## The data

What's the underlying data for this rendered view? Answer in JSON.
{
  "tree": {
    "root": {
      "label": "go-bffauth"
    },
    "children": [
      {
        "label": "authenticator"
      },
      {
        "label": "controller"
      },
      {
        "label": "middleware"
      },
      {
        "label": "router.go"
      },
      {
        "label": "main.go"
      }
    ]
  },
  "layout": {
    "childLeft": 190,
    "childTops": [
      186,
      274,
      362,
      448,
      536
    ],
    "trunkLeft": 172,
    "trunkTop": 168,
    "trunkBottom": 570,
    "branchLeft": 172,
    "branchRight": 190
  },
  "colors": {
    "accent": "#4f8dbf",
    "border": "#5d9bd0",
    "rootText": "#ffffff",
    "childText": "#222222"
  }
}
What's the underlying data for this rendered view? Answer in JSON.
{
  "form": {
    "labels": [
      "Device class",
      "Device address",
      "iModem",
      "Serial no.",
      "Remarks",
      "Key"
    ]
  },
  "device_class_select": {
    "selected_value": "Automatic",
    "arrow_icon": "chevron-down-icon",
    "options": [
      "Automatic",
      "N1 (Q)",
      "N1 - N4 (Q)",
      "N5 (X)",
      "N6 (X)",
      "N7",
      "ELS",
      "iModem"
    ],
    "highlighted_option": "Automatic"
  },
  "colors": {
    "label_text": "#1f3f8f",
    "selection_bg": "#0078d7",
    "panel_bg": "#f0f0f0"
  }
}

## Instruction
Write every line of the material above again, exactly.

## The answer
What's the underlying data for this rendered view? Answer in JSON.
{
  "tree": {
    "root": {
      "label": "go-bffauth"
    },
    "children": [
      {
        "label": "authenticator"
      },
      {
        "label": "controller"
      },
      {
        "label": "middleware"
      },
      {
        "label": "router.go"
      },
      {
        "label": "main.go"
      }
    ]
  },
  "layout": {
    "childLeft": 190,
    "childTops": [
      186,
      274,
      362,
      448,
      536
    ],
    "trunkLeft": 172,
    "trunkTop": 168,
    "trunkBottom": 570,
    "branchLeft": 172,
    "branchRight": 190
  },
  "colors": {
    "accent": "#4f8dbf",
    "border": "#5d9bd0",
    "rootText": "#ffffff",
    "childText": "#222222"
  }
}
What's the underlying data for this rendered view? Answer in JSON.
{
  "form": {
    "labels": [
      "Device class",
      "Device address",
      "iModem",
      "Serial no.",
      "Remarks",
      "Key"
    ]
  },
  "device_class_select": {
    "selected_value": "Automatic",
    "arrow_icon": "chevron-down-icon",
    "options": [
      "Automatic",
      "N1 (Q)",
      "N1 - N4 (Q)",
      "N5 (X)",
      "N6 (X)",
      "N7",
      "ELS",
      "iModem"
    ],
    "highlighted_option": "Automatic"
  },
  "colors": {
    "label_text": "#1f3f8f",
    "selection_bg": "#0078d7",
    "panel_bg": "#f0f0f0"
  }
}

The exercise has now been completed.